Would you write out the listing verbatim and skip every picture in it?

[start Extracted material]

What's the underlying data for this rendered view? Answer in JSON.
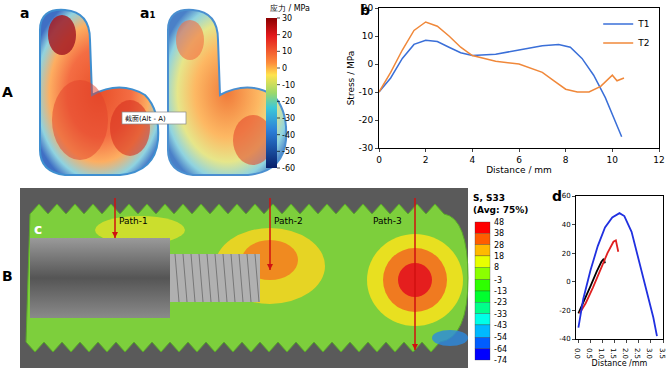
{
  "figure": {
    "row_labels": [
      "A",
      "B"
    ],
    "stress_map_a": {
      "labels": [
        "a",
        "a₁"
      ],
      "annotation": "截面(Alt - A)",
      "colorbar": {
        "title": "应力 / MPa",
        "range": [
          -60,
          30
        ],
        "ticks": [
          30,
          20,
          10,
          0,
          -10,
          -20,
          -30,
          -40,
          -50,
          -60
        ]
      }
    },
    "stress_map_c": {
      "label": "c",
      "paths": [
        "Path-1",
        "Path-2",
        "Path-3"
      ],
      "colorbar": {
        "title": [
          "S, S33",
          "(Avg: 75%)"
        ],
        "levels": [
          48,
          38,
          28,
          18,
          8,
          -3,
          -13,
          -23,
          -33,
          -43,
          -54,
          -64,
          -74
        ]
      }
    }
  },
  "chart_data": [
    {
      "label": "b",
      "type": "line",
      "x_label": "Distance / mm",
      "y_label": "Stress / MPa",
      "xlim": [
        0,
        12
      ],
      "xticks": [
        0,
        2,
        4,
        6,
        8,
        10,
        12
      ],
      "ylim": [
        -30,
        20
      ],
      "yticks": [
        -30,
        -20,
        -10,
        0,
        10,
        20
      ],
      "grid": false,
      "legend": "top right",
      "series": [
        {
          "name": "T1",
          "color": "#3a6fd8",
          "x": [
            0,
            0.5,
            1,
            1.5,
            2,
            2.5,
            3,
            3.5,
            4,
            5,
            6,
            7,
            7.7,
            8.2,
            8.7,
            9.2,
            9.7,
            10.1,
            10.4
          ],
          "values": [
            -10,
            -5,
            2,
            7,
            8.5,
            8,
            6,
            4,
            3,
            3.5,
            5,
            6.5,
            7,
            6,
            2,
            -4,
            -12,
            -20,
            -26
          ]
        },
        {
          "name": "T2",
          "color": "#f0883a",
          "x": [
            0,
            0.5,
            1,
            1.5,
            2,
            2.5,
            3,
            3.5,
            4,
            5,
            6,
            7,
            7.5,
            8,
            8.5,
            9,
            9.5,
            10,
            10.2,
            10.5
          ],
          "values": [
            -10,
            -3,
            5,
            12,
            15,
            13.5,
            10,
            6,
            3,
            1,
            0,
            -3,
            -6,
            -9,
            -10,
            -10,
            -8,
            -4,
            -6,
            -5
          ]
        }
      ]
    },
    {
      "label": "d",
      "type": "line",
      "x_label": "Distance /mm",
      "xlim": [
        -0.1,
        3.5
      ],
      "xticks": [
        {
          "value": 0,
          "label": "0.0"
        },
        {
          "value": 0.5,
          "label": "0.5"
        },
        {
          "value": 1,
          "label": "1.0"
        },
        {
          "value": 1.5,
          "label": "1.5"
        },
        {
          "value": 2,
          "label": "2.0"
        },
        {
          "value": 2.5,
          "label": "2.5"
        },
        {
          "value": 3,
          "label": "3.0"
        },
        {
          "value": 3.5,
          "label": "3.5"
        }
      ],
      "ylim": [
        -40,
        60
      ],
      "yticks": [
        -40,
        -20,
        0,
        20,
        40,
        60
      ],
      "grid": false,
      "series": [
        {
          "name": "Path-1",
          "color": "#000000",
          "x": [
            0,
            0.25,
            0.5,
            0.75,
            0.95,
            1.05,
            1.1
          ],
          "values": [
            -22,
            -13,
            -3,
            7,
            14,
            16,
            13
          ]
        },
        {
          "name": "Path-2",
          "color": "#e02020",
          "x": [
            0.05,
            0.3,
            0.6,
            0.9,
            1.2,
            1.45,
            1.55,
            1.65
          ],
          "values": [
            -22,
            -15,
            -4,
            8,
            20,
            28,
            29,
            21
          ]
        },
        {
          "name": "Path-3",
          "color": "#2030e0",
          "x": [
            0,
            0.2,
            0.5,
            0.8,
            1.1,
            1.4,
            1.7,
            1.9,
            2.2,
            2.5,
            2.8,
            3.1,
            3.25
          ],
          "values": [
            -32,
            -12,
            8,
            25,
            38,
            45,
            48,
            46,
            35,
            15,
            -5,
            -25,
            -38
          ]
        }
      ]
    }
  ]
}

[end Extracted material]

— Answer to the task —
What's the underlying data for this rendered view? Answer in JSON.
{
  "figure": {
    "row_labels": [
      "A",
      "B"
    ],
    "stress_map_a": {
      "labels": [
        "a",
        "a₁"
      ],
      "annotation": "截面(Alt - A)",
      "colorbar": {
        "title": "应力 / MPa",
        "range": [
          -60,
          30
        ],
        "ticks": [
          30,
          20,
          10,
          0,
          -10,
          -20,
          -30,
          -40,
          -50,
          -60
        ]
      }
    },
    "stress_map_c": {
      "label": "c",
      "paths": [
        "Path-1",
        "Path-2",
        "Path-3"
      ],
      "colorbar": {
        "title": [
          "S, S33",
          "(Avg: 75%)"
        ],
        "levels": [
          48,
          38,
          28,
          18,
          8,
          -3,
          -13,
          -23,
          -33,
          -43,
          -54,
          -64,
          -74
        ]
      }
    }
  },
  "chart_data": [
    {
      "label": "b",
      "type": "line",
      "x_label": "Distance / mm",
      "y_label": "Stress / MPa",
      "xlim": [
        0,
        12
      ],
      "xticks": [
        0,
        2,
        4,
        6,
        8,
        10,
        12
      ],
      "ylim": [
        -30,
        20
      ],
      "yticks": [
        -30,
        -20,
        -10,
        0,
        10,
        20
      ],
      "grid": false,
      "legend": "top right",
      "series": [
        {
          "name": "T1",
          "color": "#3a6fd8",
          "x": [
            0,
            0.5,
            1,
            1.5,
            2,
            2.5,
            3,
            3.5,
            4,
            5,
            6,
            7,
            7.7,
            8.2,
            8.7,
            9.2,
            9.7,
            10.1,
            10.4
          ],
          "values": [
            -10,
            -5,
            2,
            7,
            8.5,
            8,
            6,
            4,
            3,
            3.5,
            5,
            6.5,
            7,
            6,
            2,
            -4,
            -12,
            -20,
            -26
          ]
        },
        {
          "name": "T2",
          "color": "#f0883a",
          "x": [
            0,
            0.5,
            1,
            1.5,
            2,
            2.5,
            3,
            3.5,
            4,
            5,
            6,
            7,
            7.5,
            8,
            8.5,
            9,
            9.5,
            10,
            10.2,
            10.5
          ],
          "values": [
            -10,
            -3,
            5,
            12,
            15,
            13.5,
            10,
            6,
            3,
            1,
            0,
            -3,
            -6,
            -9,
            -10,
            -10,
            -8,
            -4,
            -6,
            -5
          ]
        }
      ]
    },
    {
      "label": "d",
      "type": "line",
      "x_label": "Distance /mm",
      "xlim": [
        -0.1,
        3.5
      ],
      "xticks": [
        {
          "value": 0,
          "label": "0.0"
        },
        {
          "value": 0.5,
          "label": "0.5"
        },
        {
          "value": 1,
          "label": "1.0"
        },
        {
          "value": 1.5,
          "label": "1.5"
        },
        {
          "value": 2,
          "label": "2.0"
        },
        {
          "value": 2.5,
          "label": "2.5"
        },
        {
          "value": 3,
          "label": "3.0"
        },
        {
          "value": 3.5,
          "label": "3.5"
        }
      ],
      "ylim": [
        -40,
        60
      ],
      "yticks": [
        -40,
        -20,
        0,
        20,
        40,
        60
      ],
      "grid": false,
      "series": [
        {
          "name": "Path-1",
          "color": "#000000",
          "x": [
            0,
            0.25,
            0.5,
            0.75,
            0.95,
            1.05,
            1.1
          ],
          "values": [
            -22,
            -13,
            -3,
            7,
            14,
            16,
            13
          ]
        },
        {
          "name": "Path-2",
          "color": "#e02020",
          "x": [
            0.05,
            0.3,
            0.6,
            0.9,
            1.2,
            1.45,
            1.55,
            1.65
          ],
          "values": [
            -22,
            -15,
            -4,
            8,
            20,
            28,
            29,
            21
          ]
        },
        {
          "name": "Path-3",
          "color": "#2030e0",
          "x": [
            0,
            0.2,
            0.5,
            0.8,
            1.1,
            1.4,
            1.7,
            1.9,
            2.2,
            2.5,
            2.8,
            3.1,
            3.25
          ],
          "values": [
            -32,
            -12,
            8,
            25,
            38,
            45,
            48,
            46,
            35,
            15,
            -5,
            -25,
            -38
          ]
        }
      ]
    }
  ]
}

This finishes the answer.